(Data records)
########

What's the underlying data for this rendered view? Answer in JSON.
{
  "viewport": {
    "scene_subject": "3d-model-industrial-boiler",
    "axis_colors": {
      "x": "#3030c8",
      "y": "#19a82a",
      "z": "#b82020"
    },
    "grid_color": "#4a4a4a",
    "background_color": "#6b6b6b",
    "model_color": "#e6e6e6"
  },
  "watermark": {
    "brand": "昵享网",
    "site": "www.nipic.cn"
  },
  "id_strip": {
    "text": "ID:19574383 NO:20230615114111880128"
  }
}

########

■ BRIEF: All of the material above needs to be copied exactly.

■ FINAL RESULT:
What's the underlying data for this rendered view? Answer in JSON.
{
  "viewport": {
    "scene_subject": "3d-model-industrial-boiler",
    "axis_colors": {
      "x": "#3030c8",
      "y": "#19a82a",
      "z": "#b82020"
    },
    "grid_color": "#4a4a4a",
    "background_color": "#6b6b6b",
    "model_color": "#e6e6e6"
  },
  "watermark": {
    "brand": "昵享网",
    "site": "www.nipic.cn"
  },
  "id_strip": {
    "text": "ID:19574383 NO:20230615114111880128"
  }
}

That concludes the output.